- **DIRECTIONS**
1. Repeat the post on building a pydantic field type for Pint quantities word for word, from start to finish.
2. In the listing, reproduce the lines exactly, starting with the line that contains "one-to-one-line [126,75,958,909]" and continuing through the line that contains "x-tick-label: 12.5 [622,917,669,941]", including both of those lines and nothing else.

- **DOCUMENT SECTION**
** BEGIN **
Here is a public gist with a more complete example.

Open to any suggestions on how to improve this:

from pint import Quantity, Unit, UnitRegistry
from pydantic import BaseModel


registry = UnitRegistry()

schema_extra = dict(definitions=[
    dict(
        Quantity=dict(type="string"),
    )
])


def quantity(dimensionality: str) -> type:
    """A method for making a pydantic compliant Pint quantity field type."""

    try:
        registry.get_dimensionality(dimensionality)
    except KeyError:
        raise ValueError(f"{dimensionality} is not a valid dimensionality in pint!")

    @classmethod
    def __get_validators__(cls):
        yield cls.validate

    @classmethod
    def validate(cls, value):
        quantity = Quantity(value)
        assert quantity.check(cls.dimensionality), f"Dimensionality must be {cls.dimensionality}"
** END **
- **RAW RECORDS**
** BEGIN **
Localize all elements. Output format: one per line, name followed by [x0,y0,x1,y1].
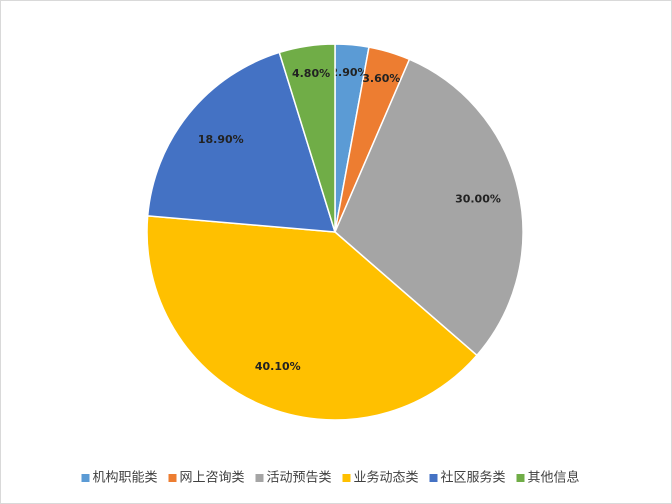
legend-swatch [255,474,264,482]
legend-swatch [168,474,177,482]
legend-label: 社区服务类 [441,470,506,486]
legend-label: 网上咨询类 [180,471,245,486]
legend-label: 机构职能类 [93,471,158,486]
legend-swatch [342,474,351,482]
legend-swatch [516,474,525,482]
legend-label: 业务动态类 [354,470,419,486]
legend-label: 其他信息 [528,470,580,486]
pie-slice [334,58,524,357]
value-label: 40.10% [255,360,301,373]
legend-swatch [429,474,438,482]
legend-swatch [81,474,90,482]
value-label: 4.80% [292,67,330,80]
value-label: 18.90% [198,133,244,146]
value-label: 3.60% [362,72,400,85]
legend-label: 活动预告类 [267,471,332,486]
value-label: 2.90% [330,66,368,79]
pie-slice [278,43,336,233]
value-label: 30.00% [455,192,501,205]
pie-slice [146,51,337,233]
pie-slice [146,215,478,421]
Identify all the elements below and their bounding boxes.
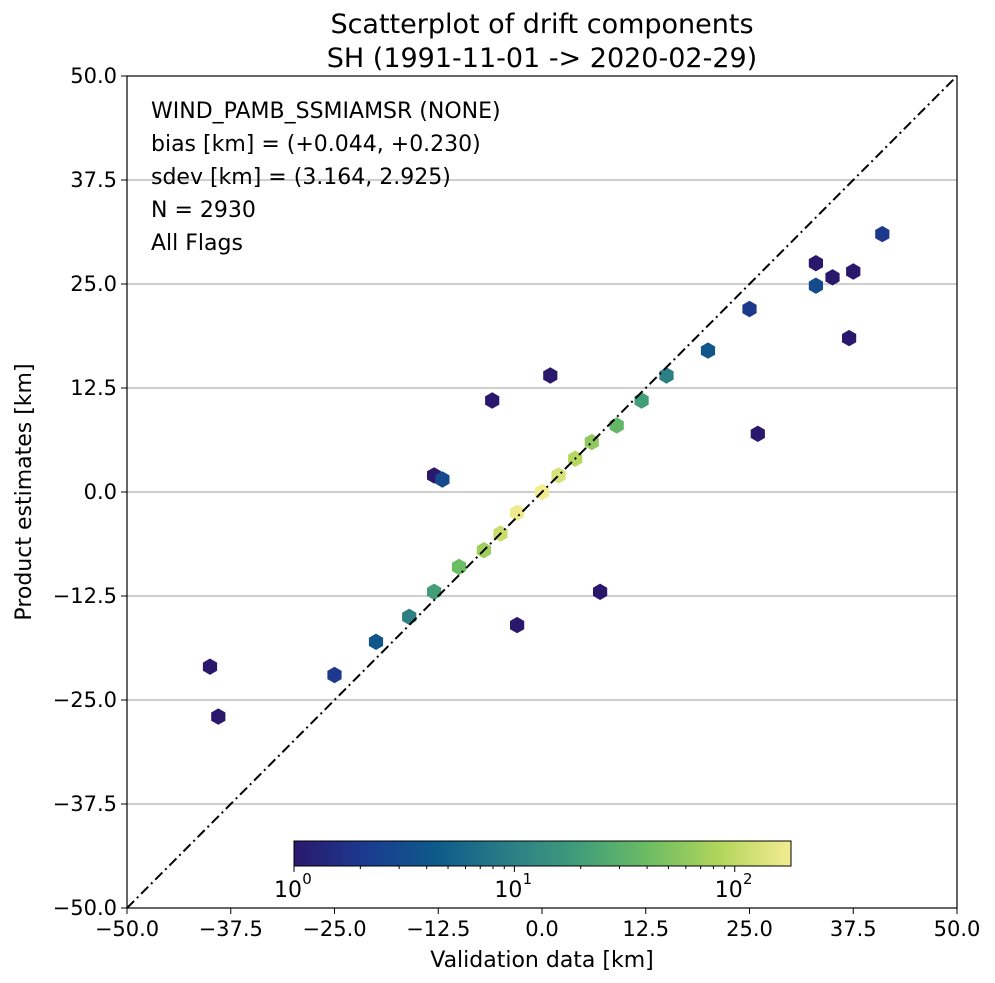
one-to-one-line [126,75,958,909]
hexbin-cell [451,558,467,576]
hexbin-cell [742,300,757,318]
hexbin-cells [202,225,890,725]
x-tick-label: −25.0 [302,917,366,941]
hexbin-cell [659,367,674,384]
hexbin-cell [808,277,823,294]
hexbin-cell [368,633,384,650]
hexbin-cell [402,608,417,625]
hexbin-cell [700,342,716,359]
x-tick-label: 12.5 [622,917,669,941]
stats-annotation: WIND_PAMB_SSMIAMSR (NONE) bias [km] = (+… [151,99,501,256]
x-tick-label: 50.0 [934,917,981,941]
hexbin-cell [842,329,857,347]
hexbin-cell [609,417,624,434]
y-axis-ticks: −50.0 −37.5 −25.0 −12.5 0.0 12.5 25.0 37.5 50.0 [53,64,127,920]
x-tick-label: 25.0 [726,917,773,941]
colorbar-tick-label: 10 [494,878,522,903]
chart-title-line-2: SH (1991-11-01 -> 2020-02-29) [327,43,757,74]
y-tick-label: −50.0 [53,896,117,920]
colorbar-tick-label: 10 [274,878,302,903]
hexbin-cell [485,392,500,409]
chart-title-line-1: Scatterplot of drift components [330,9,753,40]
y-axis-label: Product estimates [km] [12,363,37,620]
** END **
- **TASK-BY-TASK OUTPUTS**
1.
Here is a public gist with a more complete example.

Open to any suggestions on how to improve this:

from pint import Quantity, Unit, UnitRegistry
from pydantic import BaseModel


registry = UnitRegistry()

schema_extra = dict(definitions=[
    dict(
        Quantity=dict(type="string"),
    )
])


def quantity(dimensionality: str) -> type:
    """A method for making a pydantic compliant Pint quantity field type."""

    try:
        registry.get_dimensionality(dimensionality)
    except KeyError:
        raise ValueError(f"{dimensionality} is not a valid dimensionality in pint!")

    @classmethod
    def __get_validators__(cls):
        yield cls.validate

    @classmethod
    def validate(cls, value):
        quantity = Quantity(value)
        assert quantity.check(cls.dimensionality), f"Dimensionality must be {cls.dimensionality}"

2.
one-to-one-line [126,75,958,909]
hexbin-cell [451,558,467,576]
hexbin-cell [742,300,757,318]
hexbin-cells [202,225,890,725]
x-tick-label: −25.0 [302,917,366,941]
hexbin-cell [659,367,674,384]
hexbin-cell [808,277,823,294]
hexbin-cell [368,633,384,650]
hexbin-cell [402,608,417,625]
hexbin-cell [700,342,716,359]
x-tick-label: 12.5 [622,917,669,941]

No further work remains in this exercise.